*GIVEN TASK*
Check every line below for the string "JSON", and copy the lines that contain it.

(Records)
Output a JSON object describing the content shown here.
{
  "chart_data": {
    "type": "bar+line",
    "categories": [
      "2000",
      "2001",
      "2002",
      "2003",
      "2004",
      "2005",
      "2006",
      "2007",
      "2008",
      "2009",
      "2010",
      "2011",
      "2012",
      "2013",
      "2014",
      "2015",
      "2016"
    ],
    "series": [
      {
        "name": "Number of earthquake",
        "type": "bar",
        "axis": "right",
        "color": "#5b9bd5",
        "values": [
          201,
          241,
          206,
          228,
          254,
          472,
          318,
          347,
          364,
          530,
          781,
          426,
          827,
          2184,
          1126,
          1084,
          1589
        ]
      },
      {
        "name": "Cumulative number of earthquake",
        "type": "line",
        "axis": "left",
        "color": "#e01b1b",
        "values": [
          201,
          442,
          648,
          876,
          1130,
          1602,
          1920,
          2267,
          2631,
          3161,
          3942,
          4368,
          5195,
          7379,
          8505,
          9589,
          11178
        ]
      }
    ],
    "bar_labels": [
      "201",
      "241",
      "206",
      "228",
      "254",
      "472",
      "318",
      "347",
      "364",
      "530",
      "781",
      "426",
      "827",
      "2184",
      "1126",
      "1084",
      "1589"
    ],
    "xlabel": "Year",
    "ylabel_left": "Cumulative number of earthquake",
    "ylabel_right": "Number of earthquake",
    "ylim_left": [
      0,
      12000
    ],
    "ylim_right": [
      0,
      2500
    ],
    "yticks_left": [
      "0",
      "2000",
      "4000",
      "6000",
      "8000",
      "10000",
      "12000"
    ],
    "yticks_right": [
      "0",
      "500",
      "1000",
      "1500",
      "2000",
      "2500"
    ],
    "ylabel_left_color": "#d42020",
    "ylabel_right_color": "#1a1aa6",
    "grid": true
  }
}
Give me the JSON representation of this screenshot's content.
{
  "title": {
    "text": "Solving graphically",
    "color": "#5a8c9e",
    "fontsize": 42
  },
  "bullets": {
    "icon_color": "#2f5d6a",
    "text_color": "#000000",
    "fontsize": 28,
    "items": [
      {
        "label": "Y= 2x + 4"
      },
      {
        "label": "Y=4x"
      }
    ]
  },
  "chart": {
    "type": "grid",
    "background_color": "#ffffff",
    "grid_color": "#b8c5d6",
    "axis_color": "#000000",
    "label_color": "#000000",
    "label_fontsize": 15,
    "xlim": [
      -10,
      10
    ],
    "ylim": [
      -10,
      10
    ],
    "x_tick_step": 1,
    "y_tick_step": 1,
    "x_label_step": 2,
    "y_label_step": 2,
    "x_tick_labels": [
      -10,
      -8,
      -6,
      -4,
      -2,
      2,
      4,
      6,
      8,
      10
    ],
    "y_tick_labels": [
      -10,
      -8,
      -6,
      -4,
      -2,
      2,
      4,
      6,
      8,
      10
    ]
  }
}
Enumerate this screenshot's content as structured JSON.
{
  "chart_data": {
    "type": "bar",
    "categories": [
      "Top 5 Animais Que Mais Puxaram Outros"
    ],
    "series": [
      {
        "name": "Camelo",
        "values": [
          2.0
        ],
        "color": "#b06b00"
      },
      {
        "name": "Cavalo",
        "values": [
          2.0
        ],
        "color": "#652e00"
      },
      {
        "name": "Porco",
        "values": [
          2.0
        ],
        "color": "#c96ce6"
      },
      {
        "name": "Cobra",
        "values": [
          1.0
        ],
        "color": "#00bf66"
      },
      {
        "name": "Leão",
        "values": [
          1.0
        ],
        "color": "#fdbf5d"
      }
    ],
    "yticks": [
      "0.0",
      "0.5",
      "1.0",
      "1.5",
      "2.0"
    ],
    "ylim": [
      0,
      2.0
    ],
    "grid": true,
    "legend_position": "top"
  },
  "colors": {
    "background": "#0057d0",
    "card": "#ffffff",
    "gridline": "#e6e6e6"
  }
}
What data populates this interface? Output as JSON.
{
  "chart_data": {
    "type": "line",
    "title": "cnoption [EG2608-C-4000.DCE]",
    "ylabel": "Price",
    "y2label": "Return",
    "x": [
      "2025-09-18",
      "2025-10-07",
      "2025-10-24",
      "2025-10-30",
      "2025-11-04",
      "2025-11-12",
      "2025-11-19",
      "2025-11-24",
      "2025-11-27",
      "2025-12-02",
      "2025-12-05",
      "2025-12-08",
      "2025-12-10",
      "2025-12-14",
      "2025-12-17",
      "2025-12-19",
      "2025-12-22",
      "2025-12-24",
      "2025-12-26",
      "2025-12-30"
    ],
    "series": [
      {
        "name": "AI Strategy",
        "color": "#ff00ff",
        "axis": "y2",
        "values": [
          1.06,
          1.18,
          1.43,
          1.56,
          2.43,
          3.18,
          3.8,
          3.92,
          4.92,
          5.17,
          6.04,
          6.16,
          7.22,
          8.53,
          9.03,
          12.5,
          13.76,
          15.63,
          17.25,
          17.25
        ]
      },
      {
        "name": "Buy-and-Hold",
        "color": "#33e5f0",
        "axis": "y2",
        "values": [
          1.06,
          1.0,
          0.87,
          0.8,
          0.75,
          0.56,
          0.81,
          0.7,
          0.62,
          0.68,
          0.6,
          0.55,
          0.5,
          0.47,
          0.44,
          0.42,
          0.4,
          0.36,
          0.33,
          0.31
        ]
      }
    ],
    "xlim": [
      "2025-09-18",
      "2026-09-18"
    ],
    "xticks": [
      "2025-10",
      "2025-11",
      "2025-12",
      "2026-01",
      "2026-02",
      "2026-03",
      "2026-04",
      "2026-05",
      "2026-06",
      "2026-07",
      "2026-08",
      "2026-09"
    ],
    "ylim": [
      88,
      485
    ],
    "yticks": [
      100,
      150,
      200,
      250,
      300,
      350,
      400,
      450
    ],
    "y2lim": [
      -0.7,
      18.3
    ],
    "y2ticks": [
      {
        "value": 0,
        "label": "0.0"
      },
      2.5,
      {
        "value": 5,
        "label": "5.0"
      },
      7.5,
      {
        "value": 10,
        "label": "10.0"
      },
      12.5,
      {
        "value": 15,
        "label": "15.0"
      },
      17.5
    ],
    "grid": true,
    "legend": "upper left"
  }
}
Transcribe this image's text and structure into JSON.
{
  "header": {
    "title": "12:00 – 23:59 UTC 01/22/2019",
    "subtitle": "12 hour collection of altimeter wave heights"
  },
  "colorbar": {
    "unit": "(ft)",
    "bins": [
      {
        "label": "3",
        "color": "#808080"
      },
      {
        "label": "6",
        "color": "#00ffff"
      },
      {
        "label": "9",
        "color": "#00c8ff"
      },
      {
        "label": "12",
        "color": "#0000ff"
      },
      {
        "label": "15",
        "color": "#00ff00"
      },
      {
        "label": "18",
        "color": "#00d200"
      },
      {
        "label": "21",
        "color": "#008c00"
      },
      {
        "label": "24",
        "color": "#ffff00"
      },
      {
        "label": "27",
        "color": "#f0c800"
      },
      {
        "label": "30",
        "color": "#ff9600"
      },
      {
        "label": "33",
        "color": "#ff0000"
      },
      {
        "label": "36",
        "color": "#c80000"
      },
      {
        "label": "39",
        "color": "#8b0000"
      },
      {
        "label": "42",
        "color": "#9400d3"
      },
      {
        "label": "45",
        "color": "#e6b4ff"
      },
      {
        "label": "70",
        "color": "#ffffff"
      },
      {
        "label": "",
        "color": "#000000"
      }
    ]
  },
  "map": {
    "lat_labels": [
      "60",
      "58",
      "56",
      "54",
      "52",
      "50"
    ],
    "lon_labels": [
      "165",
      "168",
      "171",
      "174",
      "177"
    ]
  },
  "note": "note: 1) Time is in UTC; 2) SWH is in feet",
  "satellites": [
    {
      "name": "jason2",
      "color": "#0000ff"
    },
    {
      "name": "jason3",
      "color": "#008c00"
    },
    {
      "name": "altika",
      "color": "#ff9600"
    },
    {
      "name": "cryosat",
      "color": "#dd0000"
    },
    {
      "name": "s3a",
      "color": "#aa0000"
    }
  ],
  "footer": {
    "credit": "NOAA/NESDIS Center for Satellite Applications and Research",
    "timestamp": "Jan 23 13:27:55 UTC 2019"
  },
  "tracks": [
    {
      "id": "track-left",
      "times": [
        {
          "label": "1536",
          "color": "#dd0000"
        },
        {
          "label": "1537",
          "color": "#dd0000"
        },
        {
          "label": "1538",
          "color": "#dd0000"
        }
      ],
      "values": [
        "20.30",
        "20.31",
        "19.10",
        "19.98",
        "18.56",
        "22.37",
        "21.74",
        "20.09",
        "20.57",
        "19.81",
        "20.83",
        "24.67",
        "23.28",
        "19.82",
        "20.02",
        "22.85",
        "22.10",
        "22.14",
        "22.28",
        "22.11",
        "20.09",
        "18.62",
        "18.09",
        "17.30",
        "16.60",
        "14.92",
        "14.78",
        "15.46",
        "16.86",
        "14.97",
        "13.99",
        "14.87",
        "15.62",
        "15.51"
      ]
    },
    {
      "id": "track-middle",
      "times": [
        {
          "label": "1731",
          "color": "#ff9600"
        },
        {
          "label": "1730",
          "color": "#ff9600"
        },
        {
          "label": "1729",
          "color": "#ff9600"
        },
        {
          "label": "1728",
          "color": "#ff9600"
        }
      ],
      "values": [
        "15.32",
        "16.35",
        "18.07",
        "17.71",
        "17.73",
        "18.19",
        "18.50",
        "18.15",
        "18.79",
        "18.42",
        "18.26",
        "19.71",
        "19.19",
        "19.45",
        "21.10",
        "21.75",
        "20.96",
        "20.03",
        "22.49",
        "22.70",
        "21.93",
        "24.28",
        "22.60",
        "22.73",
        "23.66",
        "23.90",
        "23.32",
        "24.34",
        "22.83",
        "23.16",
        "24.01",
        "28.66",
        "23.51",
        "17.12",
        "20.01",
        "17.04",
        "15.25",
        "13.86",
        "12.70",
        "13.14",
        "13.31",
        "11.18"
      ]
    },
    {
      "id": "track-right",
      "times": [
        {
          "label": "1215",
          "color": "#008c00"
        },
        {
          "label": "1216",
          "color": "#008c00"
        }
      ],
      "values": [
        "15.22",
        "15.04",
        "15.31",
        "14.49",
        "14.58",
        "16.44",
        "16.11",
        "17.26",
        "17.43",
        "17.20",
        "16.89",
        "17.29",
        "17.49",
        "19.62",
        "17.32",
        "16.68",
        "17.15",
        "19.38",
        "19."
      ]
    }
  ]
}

*EXPECTED OUTPUT*
Output a JSON object describing the content shown here.
Give me the JSON representation of this screenshot's content.
Enumerate this screenshot's content as structured JSON.
What data populates this interface? Output as JSON.
Transcribe this image's text and structure into JSON.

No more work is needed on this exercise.